Dataset records:
## Begin

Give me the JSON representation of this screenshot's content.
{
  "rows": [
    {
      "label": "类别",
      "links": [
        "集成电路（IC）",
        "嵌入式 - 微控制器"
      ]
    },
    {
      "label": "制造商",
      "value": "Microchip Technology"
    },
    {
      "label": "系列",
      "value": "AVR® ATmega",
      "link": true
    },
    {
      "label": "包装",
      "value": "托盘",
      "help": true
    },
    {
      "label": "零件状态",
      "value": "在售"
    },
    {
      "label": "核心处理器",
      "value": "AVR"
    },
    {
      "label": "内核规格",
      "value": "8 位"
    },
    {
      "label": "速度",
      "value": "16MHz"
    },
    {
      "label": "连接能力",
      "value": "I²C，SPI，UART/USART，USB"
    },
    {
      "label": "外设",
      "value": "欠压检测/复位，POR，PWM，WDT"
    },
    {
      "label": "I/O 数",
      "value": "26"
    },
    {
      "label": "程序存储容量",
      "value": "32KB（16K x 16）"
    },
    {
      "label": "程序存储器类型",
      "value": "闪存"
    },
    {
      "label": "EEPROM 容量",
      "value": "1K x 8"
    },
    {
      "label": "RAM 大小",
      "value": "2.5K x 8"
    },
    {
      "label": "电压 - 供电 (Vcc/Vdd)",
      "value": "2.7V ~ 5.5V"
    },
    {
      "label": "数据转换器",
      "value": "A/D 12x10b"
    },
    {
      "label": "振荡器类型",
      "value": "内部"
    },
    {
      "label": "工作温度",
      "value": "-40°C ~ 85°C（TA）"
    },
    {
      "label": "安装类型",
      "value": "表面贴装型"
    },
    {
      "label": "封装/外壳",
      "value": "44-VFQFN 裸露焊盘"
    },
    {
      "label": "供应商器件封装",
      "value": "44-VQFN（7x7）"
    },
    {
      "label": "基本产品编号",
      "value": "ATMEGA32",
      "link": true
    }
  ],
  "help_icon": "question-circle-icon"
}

## End

Exercise prompt: Every entry needs to be retyped exactly.

Solution for this task:
Give me the JSON representation of this screenshot's content.
{
  "rows": [
    {
      "label": "类别",
      "links": [
        "集成电路（IC）",
        "嵌入式 - 微控制器"
      ]
    },
    {
      "label": "制造商",
      "value": "Microchip Technology"
    },
    {
      "label": "系列",
      "value": "AVR® ATmega",
      "link": true
    },
    {
      "label": "包装",
      "value": "托盘",
      "help": true
    },
    {
      "label": "零件状态",
      "value": "在售"
    },
    {
      "label": "核心处理器",
      "value": "AVR"
    },
    {
      "label": "内核规格",
      "value": "8 位"
    },
    {
      "label": "速度",
      "value": "16MHz"
    },
    {
      "label": "连接能力",
      "value": "I²C，SPI，UART/USART，USB"
    },
    {
      "label": "外设",
      "value": "欠压检测/复位，POR，PWM，WDT"
    },
    {
      "label": "I/O 数",
      "value": "26"
    },
    {
      "label": "程序存储容量",
      "value": "32KB（16K x 16）"
    },
    {
      "label": "程序存储器类型",
      "value": "闪存"
    },
    {
      "label": "EEPROM 容量",
      "value": "1K x 8"
    },
    {
      "label": "RAM 大小",
      "value": "2.5K x 8"
    },
    {
      "label": "电压 - 供电 (Vcc/Vdd)",
      "value": "2.7V ~ 5.5V"
    },
    {
      "label": "数据转换器",
      "value": "A/D 12x10b"
    },
    {
      "label": "振荡器类型",
      "value": "内部"
    },
    {
      "label": "工作温度",
      "value": "-40°C ~ 85°C（TA）"
    },
    {
      "label": "安装类型",
      "value": "表面贴装型"
    },
    {
      "label": "封装/外壳",
      "value": "44-VFQFN 裸露焊盘"
    },
    {
      "label": "供应商器件封装",
      "value": "44-VQFN（7x7）"
    },
    {
      "label": "基本产品编号",
      "value": "ATMEGA32",
      "link": true
    }
  ],
  "help_icon": "question-circle-icon"
}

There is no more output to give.